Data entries
===

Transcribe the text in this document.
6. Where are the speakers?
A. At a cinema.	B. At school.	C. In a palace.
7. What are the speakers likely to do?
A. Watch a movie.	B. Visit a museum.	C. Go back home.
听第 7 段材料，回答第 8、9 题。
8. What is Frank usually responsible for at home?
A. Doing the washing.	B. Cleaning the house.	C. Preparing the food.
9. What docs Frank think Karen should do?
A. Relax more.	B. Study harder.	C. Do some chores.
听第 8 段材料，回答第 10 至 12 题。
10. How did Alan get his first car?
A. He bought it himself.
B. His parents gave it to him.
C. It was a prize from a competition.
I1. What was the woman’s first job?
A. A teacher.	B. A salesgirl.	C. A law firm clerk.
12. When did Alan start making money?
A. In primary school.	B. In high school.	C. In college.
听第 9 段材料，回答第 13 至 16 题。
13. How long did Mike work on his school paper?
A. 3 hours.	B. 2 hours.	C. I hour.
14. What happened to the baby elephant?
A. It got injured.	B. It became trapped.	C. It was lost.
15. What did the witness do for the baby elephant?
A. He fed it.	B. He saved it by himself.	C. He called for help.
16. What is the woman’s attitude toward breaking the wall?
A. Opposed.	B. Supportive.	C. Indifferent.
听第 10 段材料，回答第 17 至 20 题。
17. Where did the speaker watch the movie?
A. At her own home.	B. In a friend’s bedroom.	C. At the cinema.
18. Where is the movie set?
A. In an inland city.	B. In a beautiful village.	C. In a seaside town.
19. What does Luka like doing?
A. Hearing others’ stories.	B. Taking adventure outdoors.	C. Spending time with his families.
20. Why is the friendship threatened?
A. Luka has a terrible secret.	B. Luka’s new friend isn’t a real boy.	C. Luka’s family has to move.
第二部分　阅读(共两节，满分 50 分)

===

» Exercise directions: Extract the data in full. Keep it word for word.

» Answer to the problem:
Transcribe the text in this document.
6. Where are the speakers?
A. At a cinema.	B. At school.	C. In a palace.
7. What are the speakers likely to do?
A. Watch a movie.	B. Visit a museum.	C. Go back home.
听第 7 段材料，回答第 8、9 题。
8. What is Frank usually responsible for at home?
A. Doing the washing.	B. Cleaning the house.	C. Preparing the food.
9. What docs Frank think Karen should do?
A. Relax more.	B. Study harder.	C. Do some chores.
听第 8 段材料，回答第 10 至 12 题。
10. How did Alan get his first car?
A. He bought it himself.
B. His parents gave it to him.
C. It was a prize from a competition.
I1. What was the woman’s first job?
A. A teacher.	B. A salesgirl.	C. A law firm clerk.
12. When did Alan start making money?
A. In primary school.	B. In high school.	C. In college.
听第 9 段材料，回答第 13 至 16 题。
13. How long did Mike work on his school paper?
A. 3 hours.	B. 2 hours.	C. I hour.
14. What happened to the baby elephant?
A. It got injured.	B. It became trapped.	C. It was lost.
15. What did the witness do for the baby elephant?
A. He fed it.	B. He saved it by himself.	C. He called for help.
16. What is the woman’s attitude toward breaking the wall?
A. Opposed.	B. Supportive.	C. Indifferent.
听第 10 段材料，回答第 17 至 20 题。
17. Where did the speaker watch the movie?
A. At her own home.	B. In a friend’s bedroom.	C. At the cinema.
18. Where is the movie set?
A. In an inland city.	B. In a beautiful village.	C. In a seaside town.
19. What does Luka like doing?
A. Hearing others’ stories.	B. Taking adventure outdoors.	C. Spending time with his families.
20. Why is the friendship threatened?
A. Luka has a terrible secret.	B. Luka’s new friend isn’t a real boy.	C. Luka’s family has to move.
第二部分　阅读(共两节，满分 50 分)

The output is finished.